# [Set problem]
Each record must be reproduced exactly as it is shown.

Figure contents as structured data
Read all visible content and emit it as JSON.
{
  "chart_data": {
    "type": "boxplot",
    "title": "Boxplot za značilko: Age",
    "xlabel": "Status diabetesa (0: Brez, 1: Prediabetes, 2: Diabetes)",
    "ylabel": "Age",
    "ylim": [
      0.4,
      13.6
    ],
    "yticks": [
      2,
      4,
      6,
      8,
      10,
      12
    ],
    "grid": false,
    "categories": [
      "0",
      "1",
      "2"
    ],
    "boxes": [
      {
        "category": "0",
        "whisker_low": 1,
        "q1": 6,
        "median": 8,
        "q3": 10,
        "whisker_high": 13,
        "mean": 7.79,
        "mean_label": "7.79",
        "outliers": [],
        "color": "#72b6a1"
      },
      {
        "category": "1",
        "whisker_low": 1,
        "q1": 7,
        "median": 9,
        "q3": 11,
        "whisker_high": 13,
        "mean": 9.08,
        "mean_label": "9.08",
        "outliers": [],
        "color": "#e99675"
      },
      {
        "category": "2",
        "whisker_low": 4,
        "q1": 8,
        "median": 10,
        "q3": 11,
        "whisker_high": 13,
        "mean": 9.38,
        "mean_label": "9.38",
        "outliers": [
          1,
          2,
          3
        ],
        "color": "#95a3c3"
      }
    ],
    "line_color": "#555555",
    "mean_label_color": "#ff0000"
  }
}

# [Task output]
Read all visible content and emit it as JSON.
{
  "chart_data": {
    "type": "boxplot",
    "title": "Boxplot za značilko: Age",
    "xlabel": "Status diabetesa (0: Brez, 1: Prediabetes, 2: Diabetes)",
    "ylabel": "Age",
    "ylim": [
      0.4,
      13.6
    ],
    "yticks": [
      2,
      4,
      6,
      8,
      10,
      12
    ],
    "grid": false,
    "categories": [
      "0",
      "1",
      "2"
    ],
    "boxes": [
      {
        "category": "0",
        "whisker_low": 1,
        "q1": 6,
        "median": 8,
        "q3": 10,
        "whisker_high": 13,
        "mean": 7.79,
        "mean_label": "7.79",
        "outliers": [],
        "color": "#72b6a1"
      },
      {
        "category": "1",
        "whisker_low": 1,
        "q1": 7,
        "median": 9,
        "q3": 11,
        "whisker_high": 13,
        "mean": 9.08,
        "mean_label": "9.08",
        "outliers": [],
        "color": "#e99675"
      },
      {
        "category": "2",
        "whisker_low": 4,
        "q1": 8,
        "median": 10,
        "q3": 11,
        "whisker_high": 13,
        "mean": 9.38,
        "mean_label": "9.38",
        "outliers": [
          1,
          2,
          3
        ],
        "color": "#95a3c3"
      }
    ],
    "line_color": "#555555",
    "mean_label_color": "#ff0000"
  }
}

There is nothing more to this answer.